DATA FOR THIS TASK:

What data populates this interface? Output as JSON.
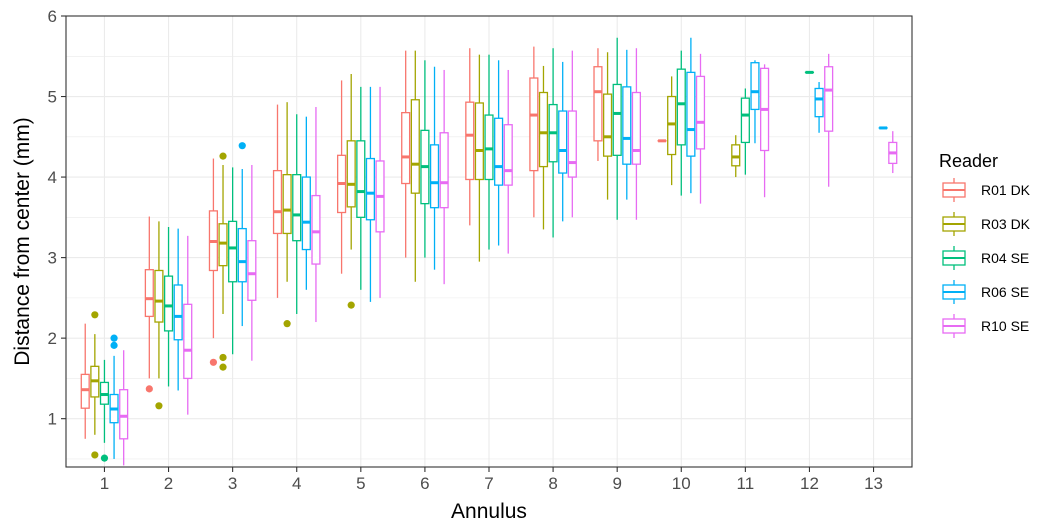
{
  "chart_data": {
    "type": "boxplot",
    "xlabel": "Annulus",
    "ylabel": "Distance from center (mm)",
    "ylim": [
      0.4,
      6.0
    ],
    "y_ticks": [
      1,
      2,
      3,
      4,
      5,
      6
    ],
    "categories": [
      "1",
      "2",
      "3",
      "4",
      "5",
      "6",
      "7",
      "8",
      "9",
      "10",
      "11",
      "12",
      "13"
    ],
    "grid": "on",
    "legend": {
      "title": "Reader",
      "position": "right"
    },
    "series": [
      {
        "name": "R01 DK",
        "color": "#F8766D",
        "boxes": [
          {
            "x": "1",
            "whisker_low": 0.75,
            "q1": 1.13,
            "median": 1.36,
            "q3": 1.55,
            "whisker_high": 2.18,
            "outliers": []
          },
          {
            "x": "2",
            "whisker_low": 1.5,
            "q1": 2.27,
            "median": 2.49,
            "q3": 2.85,
            "whisker_high": 3.51,
            "outliers": [
              1.37
            ]
          },
          {
            "x": "3",
            "whisker_low": 2.0,
            "q1": 2.84,
            "median": 3.2,
            "q3": 3.58,
            "whisker_high": 4.23,
            "outliers": [
              1.7
            ]
          },
          {
            "x": "4",
            "whisker_low": 2.5,
            "q1": 3.3,
            "median": 3.57,
            "q3": 4.08,
            "whisker_high": 4.9,
            "outliers": []
          },
          {
            "x": "5",
            "whisker_low": 2.8,
            "q1": 3.56,
            "median": 3.92,
            "q3": 4.27,
            "whisker_high": 5.2,
            "outliers": []
          },
          {
            "x": "6",
            "whisker_low": 3.0,
            "q1": 3.92,
            "median": 4.25,
            "q3": 4.8,
            "whisker_high": 5.57,
            "outliers": []
          },
          {
            "x": "7",
            "whisker_low": 3.4,
            "q1": 3.97,
            "median": 4.52,
            "q3": 4.93,
            "whisker_high": 5.6,
            "outliers": []
          },
          {
            "x": "8",
            "whisker_low": 3.5,
            "q1": 4.08,
            "median": 4.77,
            "q3": 5.23,
            "whisker_high": 5.62,
            "outliers": []
          },
          {
            "x": "9",
            "whisker_low": 4.2,
            "q1": 4.45,
            "median": 5.06,
            "q3": 5.37,
            "whisker_high": 5.6,
            "outliers": []
          },
          {
            "x": "10",
            "whisker_low": 4.45,
            "q1": 4.45,
            "median": 4.45,
            "q3": 4.45,
            "whisker_high": 4.45,
            "outliers": []
          }
        ]
      },
      {
        "name": "R03 DK",
        "color": "#A3A500",
        "boxes": [
          {
            "x": "1",
            "whisker_low": 0.8,
            "q1": 1.27,
            "median": 1.47,
            "q3": 1.65,
            "whisker_high": 2.05,
            "outliers": [
              0.55,
              2.29
            ]
          },
          {
            "x": "2",
            "whisker_low": 1.5,
            "q1": 2.2,
            "median": 2.46,
            "q3": 2.84,
            "whisker_high": 3.45,
            "outliers": [
              1.16
            ]
          },
          {
            "x": "3",
            "whisker_low": 2.3,
            "q1": 2.9,
            "median": 3.18,
            "q3": 3.42,
            "whisker_high": 4.15,
            "outliers": [
              1.64,
              1.76,
              4.26
            ]
          },
          {
            "x": "4",
            "whisker_low": 2.7,
            "q1": 3.3,
            "median": 3.59,
            "q3": 4.03,
            "whisker_high": 4.93,
            "outliers": [
              2.18
            ]
          },
          {
            "x": "5",
            "whisker_low": 3.1,
            "q1": 3.63,
            "median": 3.91,
            "q3": 4.45,
            "whisker_high": 5.28,
            "outliers": [
              2.41
            ]
          },
          {
            "x": "6",
            "whisker_low": 2.7,
            "q1": 3.8,
            "median": 4.16,
            "q3": 4.96,
            "whisker_high": 5.57,
            "outliers": []
          },
          {
            "x": "7",
            "whisker_low": 2.95,
            "q1": 3.97,
            "median": 4.33,
            "q3": 4.92,
            "whisker_high": 5.52,
            "outliers": []
          },
          {
            "x": "8",
            "whisker_low": 3.35,
            "q1": 4.13,
            "median": 4.55,
            "q3": 5.05,
            "whisker_high": 5.38,
            "outliers": []
          },
          {
            "x": "9",
            "whisker_low": 3.72,
            "q1": 4.26,
            "median": 4.5,
            "q3": 5.03,
            "whisker_high": 5.55,
            "outliers": []
          },
          {
            "x": "10",
            "whisker_low": 3.9,
            "q1": 4.28,
            "median": 4.66,
            "q3": 5.0,
            "whisker_high": 5.25,
            "outliers": []
          },
          {
            "x": "11",
            "whisker_low": 4.0,
            "q1": 4.14,
            "median": 4.25,
            "q3": 4.4,
            "whisker_high": 4.52,
            "outliers": []
          }
        ]
      },
      {
        "name": "R04 SE",
        "color": "#00BF7D",
        "boxes": [
          {
            "x": "1",
            "whisker_low": 0.7,
            "q1": 1.18,
            "median": 1.3,
            "q3": 1.45,
            "whisker_high": 1.73,
            "outliers": [
              0.51
            ]
          },
          {
            "x": "2",
            "whisker_low": 1.4,
            "q1": 2.09,
            "median": 2.4,
            "q3": 2.77,
            "whisker_high": 3.38,
            "outliers": []
          },
          {
            "x": "3",
            "whisker_low": 1.8,
            "q1": 2.7,
            "median": 3.12,
            "q3": 3.45,
            "whisker_high": 4.12,
            "outliers": []
          },
          {
            "x": "4",
            "whisker_low": 2.3,
            "q1": 3.21,
            "median": 3.53,
            "q3": 4.03,
            "whisker_high": 4.78,
            "outliers": []
          },
          {
            "x": "5",
            "whisker_low": 2.6,
            "q1": 3.5,
            "median": 3.82,
            "q3": 4.45,
            "whisker_high": 5.12,
            "outliers": []
          },
          {
            "x": "6",
            "whisker_low": 3.0,
            "q1": 3.67,
            "median": 4.13,
            "q3": 4.58,
            "whisker_high": 5.45,
            "outliers": []
          },
          {
            "x": "7",
            "whisker_low": 3.1,
            "q1": 3.97,
            "median": 4.35,
            "q3": 4.77,
            "whisker_high": 5.52,
            "outliers": []
          },
          {
            "x": "8",
            "whisker_low": 3.25,
            "q1": 4.19,
            "median": 4.55,
            "q3": 4.9,
            "whisker_high": 5.6,
            "outliers": []
          },
          {
            "x": "9",
            "whisker_low": 3.47,
            "q1": 4.27,
            "median": 4.79,
            "q3": 5.15,
            "whisker_high": 5.73,
            "outliers": []
          },
          {
            "x": "10",
            "whisker_low": 3.77,
            "q1": 4.4,
            "median": 4.91,
            "q3": 5.34,
            "whisker_high": 5.57,
            "outliers": []
          },
          {
            "x": "11",
            "whisker_low": 4.03,
            "q1": 4.43,
            "median": 4.77,
            "q3": 4.98,
            "whisker_high": 5.1,
            "outliers": []
          },
          {
            "x": "12",
            "whisker_low": 5.3,
            "q1": 5.3,
            "median": 5.3,
            "q3": 5.3,
            "whisker_high": 5.3,
            "outliers": []
          }
        ]
      },
      {
        "name": "R06 SE",
        "color": "#00B0F6",
        "boxes": [
          {
            "x": "1",
            "whisker_low": 0.5,
            "q1": 0.95,
            "median": 1.12,
            "q3": 1.3,
            "whisker_high": 1.78,
            "outliers": [
              1.91,
              2.0
            ]
          },
          {
            "x": "2",
            "whisker_low": 1.35,
            "q1": 1.98,
            "median": 2.27,
            "q3": 2.66,
            "whisker_high": 3.36,
            "outliers": []
          },
          {
            "x": "3",
            "whisker_low": 2.15,
            "q1": 2.7,
            "median": 2.95,
            "q3": 3.36,
            "whisker_high": 4.1,
            "outliers": [
              4.39
            ]
          },
          {
            "x": "4",
            "whisker_low": 2.6,
            "q1": 3.1,
            "median": 3.44,
            "q3": 4.0,
            "whisker_high": 4.75,
            "outliers": []
          },
          {
            "x": "5",
            "whisker_low": 2.45,
            "q1": 3.47,
            "median": 3.8,
            "q3": 4.23,
            "whisker_high": 5.12,
            "outliers": []
          },
          {
            "x": "6",
            "whisker_low": 2.85,
            "q1": 3.62,
            "median": 3.93,
            "q3": 4.4,
            "whisker_high": 5.37,
            "outliers": []
          },
          {
            "x": "7",
            "whisker_low": 3.15,
            "q1": 3.9,
            "median": 4.13,
            "q3": 4.73,
            "whisker_high": 5.45,
            "outliers": []
          },
          {
            "x": "8",
            "whisker_low": 3.45,
            "q1": 4.05,
            "median": 4.33,
            "q3": 4.82,
            "whisker_high": 5.43,
            "outliers": []
          },
          {
            "x": "9",
            "whisker_low": 3.72,
            "q1": 4.16,
            "median": 4.48,
            "q3": 5.12,
            "whisker_high": 5.58,
            "outliers": []
          },
          {
            "x": "10",
            "whisker_low": 3.8,
            "q1": 4.26,
            "median": 4.59,
            "q3": 5.3,
            "whisker_high": 5.73,
            "outliers": []
          },
          {
            "x": "11",
            "whisker_low": 4.42,
            "q1": 4.84,
            "median": 5.06,
            "q3": 5.42,
            "whisker_high": 5.45,
            "outliers": []
          },
          {
            "x": "12",
            "whisker_low": 4.55,
            "q1": 4.75,
            "median": 4.97,
            "q3": 5.1,
            "whisker_high": 5.18,
            "outliers": []
          },
          {
            "x": "13",
            "whisker_low": 4.61,
            "q1": 4.61,
            "median": 4.61,
            "q3": 4.61,
            "whisker_high": 4.61,
            "outliers": []
          }
        ]
      },
      {
        "name": "R10 SE",
        "color": "#E76BF3",
        "boxes": [
          {
            "x": "1",
            "whisker_low": 0.42,
            "q1": 0.75,
            "median": 1.03,
            "q3": 1.36,
            "whisker_high": 1.85,
            "outliers": []
          },
          {
            "x": "2",
            "whisker_low": 1.05,
            "q1": 1.5,
            "median": 1.85,
            "q3": 2.42,
            "whisker_high": 3.27,
            "outliers": []
          },
          {
            "x": "3",
            "whisker_low": 1.72,
            "q1": 2.47,
            "median": 2.8,
            "q3": 3.21,
            "whisker_high": 4.15,
            "outliers": []
          },
          {
            "x": "4",
            "whisker_low": 2.2,
            "q1": 2.92,
            "median": 3.32,
            "q3": 3.77,
            "whisker_high": 4.87,
            "outliers": []
          },
          {
            "x": "5",
            "whisker_low": 2.5,
            "q1": 3.32,
            "median": 3.76,
            "q3": 4.2,
            "whisker_high": 5.12,
            "outliers": []
          },
          {
            "x": "6",
            "whisker_low": 2.67,
            "q1": 3.62,
            "median": 3.93,
            "q3": 4.55,
            "whisker_high": 5.33,
            "outliers": []
          },
          {
            "x": "7",
            "whisker_low": 3.05,
            "q1": 3.9,
            "median": 4.08,
            "q3": 4.65,
            "whisker_high": 5.33,
            "outliers": []
          },
          {
            "x": "8",
            "whisker_low": 3.5,
            "q1": 4.0,
            "median": 4.18,
            "q3": 4.82,
            "whisker_high": 5.57,
            "outliers": []
          },
          {
            "x": "9",
            "whisker_low": 3.47,
            "q1": 4.16,
            "median": 4.33,
            "q3": 5.05,
            "whisker_high": 5.6,
            "outliers": []
          },
          {
            "x": "10",
            "whisker_low": 3.67,
            "q1": 4.35,
            "median": 4.68,
            "q3": 5.25,
            "whisker_high": 5.53,
            "outliers": []
          },
          {
            "x": "11",
            "whisker_low": 3.75,
            "q1": 4.33,
            "median": 4.84,
            "q3": 5.35,
            "whisker_high": 5.4,
            "outliers": []
          },
          {
            "x": "12",
            "whisker_low": 3.88,
            "q1": 4.57,
            "median": 5.08,
            "q3": 5.37,
            "whisker_high": 5.53,
            "outliers": []
          },
          {
            "x": "13",
            "whisker_low": 4.05,
            "q1": 4.17,
            "median": 4.3,
            "q3": 4.43,
            "whisker_high": 4.57,
            "outliers": []
          }
        ]
      }
    ]
  }
}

TASK GOAL: In the records above, how many lines contain the string "color"? State that number only.

EXERCISE ANSWER: 5